> _INSTRUCTIONS FOR THE TASK_:
Print, exactly and completely, every entry in the data.

-- Start --

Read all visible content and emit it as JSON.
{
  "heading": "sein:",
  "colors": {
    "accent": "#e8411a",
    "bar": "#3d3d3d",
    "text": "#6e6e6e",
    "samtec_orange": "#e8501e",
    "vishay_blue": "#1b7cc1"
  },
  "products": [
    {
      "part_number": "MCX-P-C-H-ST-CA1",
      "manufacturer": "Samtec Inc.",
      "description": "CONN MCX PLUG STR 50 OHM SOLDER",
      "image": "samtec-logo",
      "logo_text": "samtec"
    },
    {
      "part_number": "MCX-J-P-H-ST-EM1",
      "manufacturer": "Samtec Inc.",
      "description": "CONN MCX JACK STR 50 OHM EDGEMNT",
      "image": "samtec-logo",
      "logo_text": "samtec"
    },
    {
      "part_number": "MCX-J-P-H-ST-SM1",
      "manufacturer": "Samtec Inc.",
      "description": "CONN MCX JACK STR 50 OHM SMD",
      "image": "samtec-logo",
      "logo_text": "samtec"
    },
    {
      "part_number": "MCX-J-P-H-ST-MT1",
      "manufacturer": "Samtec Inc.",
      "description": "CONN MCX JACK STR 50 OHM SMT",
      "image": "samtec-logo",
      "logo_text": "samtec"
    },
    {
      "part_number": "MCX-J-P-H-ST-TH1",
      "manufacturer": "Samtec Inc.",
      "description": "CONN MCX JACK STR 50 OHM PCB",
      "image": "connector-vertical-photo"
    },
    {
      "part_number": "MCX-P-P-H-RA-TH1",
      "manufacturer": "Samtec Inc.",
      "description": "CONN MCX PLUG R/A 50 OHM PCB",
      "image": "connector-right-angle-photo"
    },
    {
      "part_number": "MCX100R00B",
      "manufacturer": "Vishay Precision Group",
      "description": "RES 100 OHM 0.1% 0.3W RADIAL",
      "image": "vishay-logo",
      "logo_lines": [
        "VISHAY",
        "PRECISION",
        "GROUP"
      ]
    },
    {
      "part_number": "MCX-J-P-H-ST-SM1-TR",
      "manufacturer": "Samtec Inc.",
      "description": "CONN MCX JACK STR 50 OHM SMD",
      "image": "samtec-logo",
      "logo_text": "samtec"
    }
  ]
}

-- End --

> _OUTPUT FOR THIS EXERCISE_:
Read all visible content and emit it as JSON.
{
  "heading": "sein:",
  "colors": {
    "accent": "#e8411a",
    "bar": "#3d3d3d",
    "text": "#6e6e6e",
    "samtec_orange": "#e8501e",
    "vishay_blue": "#1b7cc1"
  },
  "products": [
    {
      "part_number": "MCX-P-C-H-ST-CA1",
      "manufacturer": "Samtec Inc.",
      "description": "CONN MCX PLUG STR 50 OHM SOLDER",
      "image": "samtec-logo",
      "logo_text": "samtec"
    },
    {
      "part_number": "MCX-J-P-H-ST-EM1",
      "manufacturer": "Samtec Inc.",
      "description": "CONN MCX JACK STR 50 OHM EDGEMNT",
      "image": "samtec-logo",
      "logo_text": "samtec"
    },
    {
      "part_number": "MCX-J-P-H-ST-SM1",
      "manufacturer": "Samtec Inc.",
      "description": "CONN MCX JACK STR 50 OHM SMD",
      "image": "samtec-logo",
      "logo_text": "samtec"
    },
    {
      "part_number": "MCX-J-P-H-ST-MT1",
      "manufacturer": "Samtec Inc.",
      "description": "CONN MCX JACK STR 50 OHM SMT",
      "image": "samtec-logo",
      "logo_text": "samtec"
    },
    {
      "part_number": "MCX-J-P-H-ST-TH1",
      "manufacturer": "Samtec Inc.",
      "description": "CONN MCX JACK STR 50 OHM PCB",
      "image": "connector-vertical-photo"
    },
    {
      "part_number": "MCX-P-P-H-RA-TH1",
      "manufacturer": "Samtec Inc.",
      "description": "CONN MCX PLUG R/A 50 OHM PCB",
      "image": "connector-right-angle-photo"
    },
    {
      "part_number": "MCX100R00B",
      "manufacturer": "Vishay Precision Group",
      "description": "RES 100 OHM 0.1% 0.3W RADIAL",
      "image": "vishay-logo",
      "logo_lines": [
        "VISHAY",
        "PRECISION",
        "GROUP"
      ]
    },
    {
      "part_number": "MCX-J-P-H-ST-SM1-TR",
      "manufacturer": "Samtec Inc.",
      "description": "CONN MCX JACK STR 50 OHM SMD",
      "image": "samtec-logo",
      "logo_text": "samtec"
    }
  ]
}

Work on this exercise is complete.